**Required action**
Exact copy, pictures excluded: please retype every record below.

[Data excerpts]
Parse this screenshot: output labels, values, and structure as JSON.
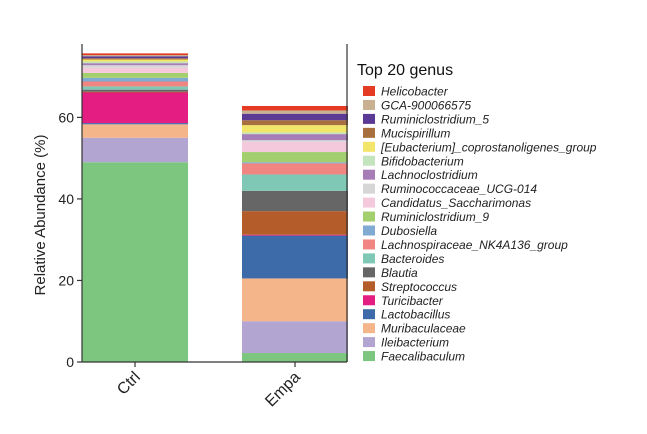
{
  "chart_data": {
    "type": "stacked-bar",
    "ylabel": "Relative Abundance (%)",
    "xlabel": "",
    "ylim": [
      0,
      78
    ],
    "yticks": [
      0,
      20,
      40,
      60
    ],
    "categories": [
      "Ctrl",
      "Empa"
    ],
    "legend_title": "Top 20 genus",
    "series": [
      {
        "name": "Faecalibaculum",
        "color": "#7DC67F",
        "values": [
          49.0,
          2.2
        ]
      },
      {
        "name": "Ileibacterium",
        "color": "#B3A5D1",
        "values": [
          6.0,
          7.8
        ]
      },
      {
        "name": "Muribaculaceae",
        "color": "#F5B58A",
        "values": [
          3.3,
          10.5
        ]
      },
      {
        "name": "Lactobacillus",
        "color": "#3D6BAA",
        "values": [
          0.3,
          10.5
        ]
      },
      {
        "name": "Turicibacter",
        "color": "#E31D82",
        "values": [
          7.5,
          0.2
        ]
      },
      {
        "name": "Streptococcus",
        "color": "#B55C2B",
        "values": [
          0.2,
          5.8
        ]
      },
      {
        "name": "Blautia",
        "color": "#666666",
        "values": [
          0.5,
          5.0
        ]
      },
      {
        "name": "Bacteroides",
        "color": "#80C8B6",
        "values": [
          0.8,
          4.0
        ]
      },
      {
        "name": "Lachnospiraceae_NK4A136_group",
        "color": "#F18582",
        "values": [
          1.2,
          2.7
        ]
      },
      {
        "name": "Dubosiella",
        "color": "#7FAAD1",
        "values": [
          0.9,
          0.3
        ]
      },
      {
        "name": "Ruminiclostridium_9",
        "color": "#A4CF6F",
        "values": [
          1.2,
          2.5
        ]
      },
      {
        "name": "Candidatus_Saccharimonas",
        "color": "#F4C9DC",
        "values": [
          1.3,
          2.5
        ]
      },
      {
        "name": "Ruminococcaceae_UCG-014",
        "color": "#D6D6D6",
        "values": [
          0.6,
          0.4
        ]
      },
      {
        "name": "Lachnoclostridium",
        "color": "#A77DB7",
        "values": [
          0.5,
          1.5
        ]
      },
      {
        "name": "Bifidobacterium",
        "color": "#C4E4BE",
        "values": [
          0.4,
          0.4
        ]
      },
      {
        "name": "[Eubacterium]_coprostanoligenes_group",
        "color": "#F3E569",
        "values": [
          0.5,
          1.8
        ]
      },
      {
        "name": "Mucispirillum",
        "color": "#A86F3E",
        "values": [
          0.3,
          1.2
        ]
      },
      {
        "name": "Ruminiclostridium_5",
        "color": "#5B3A95",
        "values": [
          0.5,
          1.6
        ]
      },
      {
        "name": "GCA-900066575",
        "color": "#C8B090",
        "values": [
          0.3,
          0.8
        ]
      },
      {
        "name": "Helicobacter",
        "color": "#E53A24",
        "values": [
          0.4,
          1.1
        ]
      }
    ]
  }
}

**Solved problem**
Parse this screenshot: output labels, values, and structure as JSON.
{
  "chart_data": {
    "type": "stacked-bar",
    "ylabel": "Relative Abundance (%)",
    "xlabel": "",
    "ylim": [
      0,
      78
    ],
    "yticks": [
      0,
      20,
      40,
      60
    ],
    "categories": [
      "Ctrl",
      "Empa"
    ],
    "legend_title": "Top 20 genus",
    "series": [
      {
        "name": "Faecalibaculum",
        "color": "#7DC67F",
        "values": [
          49.0,
          2.2
        ]
      },
      {
        "name": "Ileibacterium",
        "color": "#B3A5D1",
        "values": [
          6.0,
          7.8
        ]
      },
      {
        "name": "Muribaculaceae",
        "color": "#F5B58A",
        "values": [
          3.3,
          10.5
        ]
      },
      {
        "name": "Lactobacillus",
        "color": "#3D6BAA",
        "values": [
          0.3,
          10.5
        ]
      },
      {
        "name": "Turicibacter",
        "color": "#E31D82",
        "values": [
          7.5,
          0.2
        ]
      },
      {
        "name": "Streptococcus",
        "color": "#B55C2B",
        "values": [
          0.2,
          5.8
        ]
      },
      {
        "name": "Blautia",
        "color": "#666666",
        "values": [
          0.5,
          5.0
        ]
      },
      {
        "name": "Bacteroides",
        "color": "#80C8B6",
        "values": [
          0.8,
          4.0
        ]
      },
      {
        "name": "Lachnospiraceae_NK4A136_group",
        "color": "#F18582",
        "values": [
          1.2,
          2.7
        ]
      },
      {
        "name": "Dubosiella",
        "color": "#7FAAD1",
        "values": [
          0.9,
          0.3
        ]
      },
      {
        "name": "Ruminiclostridium_9",
        "color": "#A4CF6F",
        "values": [
          1.2,
          2.5
        ]
      },
      {
        "name": "Candidatus_Saccharimonas",
        "color": "#F4C9DC",
        "values": [
          1.3,
          2.5
        ]
      },
      {
        "name": "Ruminococcaceae_UCG-014",
        "color": "#D6D6D6",
        "values": [
          0.6,
          0.4
        ]
      },
      {
        "name": "Lachnoclostridium",
        "color": "#A77DB7",
        "values": [
          0.5,
          1.5
        ]
      },
      {
        "name": "Bifidobacterium",
        "color": "#C4E4BE",
        "values": [
          0.4,
          0.4
        ]
      },
      {
        "name": "[Eubacterium]_coprostanoligenes_group",
        "color": "#F3E569",
        "values": [
          0.5,
          1.8
        ]
      },
      {
        "name": "Mucispirillum",
        "color": "#A86F3E",
        "values": [
          0.3,
          1.2
        ]
      },
      {
        "name": "Ruminiclostridium_5",
        "color": "#5B3A95",
        "values": [
          0.5,
          1.6
        ]
      },
      {
        "name": "GCA-900066575",
        "color": "#C8B090",
        "values": [
          0.3,
          0.8
        ]
      },
      {
        "name": "Helicobacter",
        "color": "#E53A24",
        "values": [
          0.4,
          1.1
        ]
      }
    ]
  }
}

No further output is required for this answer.